## [DOCUMENT TEXT]

*** Block opens ***

Cameron Bieganek
Cameron Bieganek

Reputation: 7674

Sequences of ASCII characters available for use as operators in macros

The RecipesBase.jl @recipe macro makes use of a couple special operators constructed out of ASCII characters, namely --> and :=. These character sequences seem to have some special attribute that allows them to be parsed into an Expr. Compare --> to --:

julia> 1 --> 2
ERROR: syntax: invalid syntax 1 --> 2

julia> 1 -- 2
ERROR: syntax: invalid operator "--"

julia> :(1 --> 2)
:($(Expr(:-->, 1, 2)))

julia> :(1 -- 2)
ERROR: syntax: invalid operator "--"

Interestingly, 1 --> 2 is parsed with an expression head of :-->, whereas other binary operators, including Unicode binary operators such as (typed as \uparrow + TAB), are parsed with an expression head of :call:

julia> dump(:(1 --> 2))
Expr
  head: Symbol -->
  args: Array{Any}((2,))
    1: Int64 1
    2: Int64 2

julia> dump(:(1 ↑ 2))
Expr
  head: Symbol call
  args: Array{Any}((3,))
    1: Symbol ↑
    2: Int64 1
    3: Int64 2

So, I have a few related questions:

  1. What's up with --> and :=? (EDIT: In other words, why are those character sequences specially parsed?)
  2. Are there other sequences of ASCII characters that behave similarly to --> and := and that can therefore be used as operators in macros?
  3. Is there documentation somewhere that lists the various "special" sequences of ASCII characters?

Upvotes: 7

Views: 142

Answers (1)

Anshul Singhvi
Anshul Singhvi

Reputation: 1742

--> and := are specially parsed by the Julia parser.

Take a look at this file: https://github.com/JuliaLang/julia/blob/f54cdf45a9e04f1450ba22142ddac8234389fe05/src/julia-parser.scm

It lists all of the specially parsed character sequences, and I'm pretty sure you can also get the associativity from it.

*** Block closes ***

## [GIVEN INFORMATION]
*** Block opens ***

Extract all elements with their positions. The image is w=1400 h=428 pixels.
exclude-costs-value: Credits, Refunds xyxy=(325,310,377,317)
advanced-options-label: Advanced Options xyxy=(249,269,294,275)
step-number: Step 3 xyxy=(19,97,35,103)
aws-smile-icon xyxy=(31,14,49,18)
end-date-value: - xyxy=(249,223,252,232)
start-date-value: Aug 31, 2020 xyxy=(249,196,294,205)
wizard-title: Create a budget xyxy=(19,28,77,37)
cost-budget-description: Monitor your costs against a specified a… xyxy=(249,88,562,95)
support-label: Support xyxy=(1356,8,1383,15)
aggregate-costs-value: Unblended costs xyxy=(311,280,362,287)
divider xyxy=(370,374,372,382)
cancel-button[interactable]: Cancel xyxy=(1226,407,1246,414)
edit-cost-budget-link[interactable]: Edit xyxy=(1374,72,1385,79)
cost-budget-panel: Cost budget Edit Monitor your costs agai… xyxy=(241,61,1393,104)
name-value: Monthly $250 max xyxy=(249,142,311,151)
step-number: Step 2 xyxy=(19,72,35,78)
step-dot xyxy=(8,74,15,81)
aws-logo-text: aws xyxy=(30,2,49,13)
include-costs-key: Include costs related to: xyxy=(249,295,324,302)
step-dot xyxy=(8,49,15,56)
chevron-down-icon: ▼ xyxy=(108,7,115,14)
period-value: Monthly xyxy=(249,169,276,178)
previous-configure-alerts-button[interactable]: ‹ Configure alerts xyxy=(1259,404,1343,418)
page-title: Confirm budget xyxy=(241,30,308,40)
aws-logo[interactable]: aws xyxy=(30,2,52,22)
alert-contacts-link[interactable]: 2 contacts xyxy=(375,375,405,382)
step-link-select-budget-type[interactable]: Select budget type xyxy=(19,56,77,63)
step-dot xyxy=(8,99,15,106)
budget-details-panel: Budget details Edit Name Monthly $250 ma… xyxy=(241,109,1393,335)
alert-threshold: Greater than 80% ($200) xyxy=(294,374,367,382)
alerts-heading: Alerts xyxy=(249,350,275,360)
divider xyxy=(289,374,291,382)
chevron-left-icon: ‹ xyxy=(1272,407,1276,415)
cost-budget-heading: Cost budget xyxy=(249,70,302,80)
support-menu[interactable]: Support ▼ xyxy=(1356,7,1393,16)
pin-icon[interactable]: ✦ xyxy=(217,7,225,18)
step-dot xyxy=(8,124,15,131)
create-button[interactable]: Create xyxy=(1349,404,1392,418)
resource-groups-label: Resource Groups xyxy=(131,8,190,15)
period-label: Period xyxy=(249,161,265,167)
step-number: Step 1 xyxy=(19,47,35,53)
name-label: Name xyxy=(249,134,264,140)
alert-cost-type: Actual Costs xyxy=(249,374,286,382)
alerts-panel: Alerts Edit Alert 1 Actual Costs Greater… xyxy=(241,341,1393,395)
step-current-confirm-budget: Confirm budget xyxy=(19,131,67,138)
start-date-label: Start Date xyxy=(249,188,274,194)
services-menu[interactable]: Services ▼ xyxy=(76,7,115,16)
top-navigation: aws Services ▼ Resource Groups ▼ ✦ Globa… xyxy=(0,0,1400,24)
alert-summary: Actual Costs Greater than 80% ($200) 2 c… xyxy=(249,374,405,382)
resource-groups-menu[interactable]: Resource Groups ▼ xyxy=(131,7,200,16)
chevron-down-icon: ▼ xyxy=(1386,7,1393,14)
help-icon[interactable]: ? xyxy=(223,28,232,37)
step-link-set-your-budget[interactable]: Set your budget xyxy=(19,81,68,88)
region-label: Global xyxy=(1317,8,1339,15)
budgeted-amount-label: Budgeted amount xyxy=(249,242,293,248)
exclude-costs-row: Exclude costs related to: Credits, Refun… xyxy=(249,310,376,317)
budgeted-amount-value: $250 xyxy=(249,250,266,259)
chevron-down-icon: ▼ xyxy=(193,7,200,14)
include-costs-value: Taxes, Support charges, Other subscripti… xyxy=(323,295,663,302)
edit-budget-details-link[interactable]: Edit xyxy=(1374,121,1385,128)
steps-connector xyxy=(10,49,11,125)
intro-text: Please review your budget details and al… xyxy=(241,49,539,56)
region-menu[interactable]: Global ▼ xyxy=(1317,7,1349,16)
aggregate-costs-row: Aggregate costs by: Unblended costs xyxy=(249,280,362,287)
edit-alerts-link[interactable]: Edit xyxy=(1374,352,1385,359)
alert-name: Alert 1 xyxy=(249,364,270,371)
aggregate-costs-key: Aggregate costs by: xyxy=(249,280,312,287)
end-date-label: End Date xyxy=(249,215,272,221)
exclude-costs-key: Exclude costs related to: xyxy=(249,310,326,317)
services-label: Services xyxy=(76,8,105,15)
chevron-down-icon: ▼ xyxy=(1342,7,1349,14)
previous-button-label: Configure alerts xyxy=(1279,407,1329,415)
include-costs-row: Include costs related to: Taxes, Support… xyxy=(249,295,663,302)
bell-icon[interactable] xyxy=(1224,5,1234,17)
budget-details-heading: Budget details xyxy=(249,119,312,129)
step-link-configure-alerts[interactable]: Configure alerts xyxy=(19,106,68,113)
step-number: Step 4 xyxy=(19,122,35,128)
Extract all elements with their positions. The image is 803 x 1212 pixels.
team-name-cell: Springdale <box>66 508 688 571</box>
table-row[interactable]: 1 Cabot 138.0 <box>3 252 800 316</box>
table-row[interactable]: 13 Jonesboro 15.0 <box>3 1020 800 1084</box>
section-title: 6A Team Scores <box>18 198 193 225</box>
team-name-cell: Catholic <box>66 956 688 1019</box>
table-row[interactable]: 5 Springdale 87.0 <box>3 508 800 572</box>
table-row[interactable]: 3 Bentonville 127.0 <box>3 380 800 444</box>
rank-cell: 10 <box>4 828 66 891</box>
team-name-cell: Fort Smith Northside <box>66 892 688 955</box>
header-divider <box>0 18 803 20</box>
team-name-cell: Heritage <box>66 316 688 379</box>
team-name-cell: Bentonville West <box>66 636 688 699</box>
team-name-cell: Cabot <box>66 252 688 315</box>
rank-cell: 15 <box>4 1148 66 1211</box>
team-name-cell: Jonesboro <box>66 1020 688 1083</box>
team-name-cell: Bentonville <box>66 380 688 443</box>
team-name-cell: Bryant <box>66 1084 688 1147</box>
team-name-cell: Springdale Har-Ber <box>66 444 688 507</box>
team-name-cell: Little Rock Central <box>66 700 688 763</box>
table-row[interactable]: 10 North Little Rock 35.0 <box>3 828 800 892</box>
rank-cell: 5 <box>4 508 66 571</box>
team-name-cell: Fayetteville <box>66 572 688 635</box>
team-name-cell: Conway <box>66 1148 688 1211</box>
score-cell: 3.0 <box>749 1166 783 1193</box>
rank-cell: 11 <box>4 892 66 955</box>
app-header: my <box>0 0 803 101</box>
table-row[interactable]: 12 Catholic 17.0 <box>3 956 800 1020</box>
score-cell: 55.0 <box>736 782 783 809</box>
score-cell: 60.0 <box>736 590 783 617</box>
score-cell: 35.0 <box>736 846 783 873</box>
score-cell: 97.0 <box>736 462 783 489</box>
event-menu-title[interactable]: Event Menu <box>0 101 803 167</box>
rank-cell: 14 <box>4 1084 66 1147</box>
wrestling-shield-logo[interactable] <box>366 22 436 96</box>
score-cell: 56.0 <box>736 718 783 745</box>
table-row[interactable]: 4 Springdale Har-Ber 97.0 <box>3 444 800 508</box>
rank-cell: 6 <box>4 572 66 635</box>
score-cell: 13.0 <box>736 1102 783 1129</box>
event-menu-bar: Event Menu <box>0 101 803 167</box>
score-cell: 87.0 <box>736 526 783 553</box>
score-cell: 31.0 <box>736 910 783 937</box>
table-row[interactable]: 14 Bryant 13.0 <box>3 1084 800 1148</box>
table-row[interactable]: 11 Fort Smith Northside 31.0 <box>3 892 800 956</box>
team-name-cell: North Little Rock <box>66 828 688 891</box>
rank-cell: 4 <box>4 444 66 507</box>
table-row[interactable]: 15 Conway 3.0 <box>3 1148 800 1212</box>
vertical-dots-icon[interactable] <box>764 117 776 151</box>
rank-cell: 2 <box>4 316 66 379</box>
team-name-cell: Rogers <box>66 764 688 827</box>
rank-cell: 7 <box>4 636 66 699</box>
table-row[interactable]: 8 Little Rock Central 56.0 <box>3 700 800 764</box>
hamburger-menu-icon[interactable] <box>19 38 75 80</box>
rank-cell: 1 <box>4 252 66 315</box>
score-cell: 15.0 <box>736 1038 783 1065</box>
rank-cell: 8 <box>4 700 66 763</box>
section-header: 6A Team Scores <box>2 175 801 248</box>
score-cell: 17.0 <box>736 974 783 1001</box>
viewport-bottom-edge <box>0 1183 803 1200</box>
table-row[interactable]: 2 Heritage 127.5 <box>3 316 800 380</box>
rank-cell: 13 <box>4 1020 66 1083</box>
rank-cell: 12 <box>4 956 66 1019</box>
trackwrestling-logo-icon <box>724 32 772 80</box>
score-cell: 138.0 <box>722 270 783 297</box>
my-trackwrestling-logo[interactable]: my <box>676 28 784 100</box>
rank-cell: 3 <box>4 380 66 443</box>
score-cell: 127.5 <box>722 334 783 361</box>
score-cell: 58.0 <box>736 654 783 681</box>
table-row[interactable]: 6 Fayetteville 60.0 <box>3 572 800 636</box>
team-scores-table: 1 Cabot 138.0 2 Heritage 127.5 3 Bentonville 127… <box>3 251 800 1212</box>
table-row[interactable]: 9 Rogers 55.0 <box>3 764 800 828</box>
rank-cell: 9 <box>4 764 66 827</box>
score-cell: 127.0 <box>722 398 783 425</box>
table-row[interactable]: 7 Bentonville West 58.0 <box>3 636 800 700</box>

*** Block closes ***

## [APPLY WHAT YOU READ]
1 – Duplicate the part of the Julia macro operators post from "1. What's up" up to and including "of ASCII characters?".
2 – Do these statements agree with the Julia macro operators post? Answer yes or no for each, and quote the deciding words. (a) The expression 1 --> 2 is parsed with an expression head of :call. (b) The reply says that --> and := are specially parsed by the Julia parser. (c) Entering 1 -- 2 at the prompt gives an error about invalid syntax.

## [ANSWERS TO THE PROBLEMS]
1 –
1. What's up with --> and :=? (EDIT: In other words, why are those character sequences specially parsed?)
  2. Are there other sequences of ASCII characters that behave similarly to --> and := and that can therefore be used as operators in macros?
  3. Is there documentation somewhere that lists the various "special" sequences of ASCII characters?

2 –
(a) No: "1 --> 2 is parsed with an expression head of :-->"
(b) Yes: "--> and := are specially parsed by the Julia parser."
(c) No: "ERROR: syntax: invalid operator "--""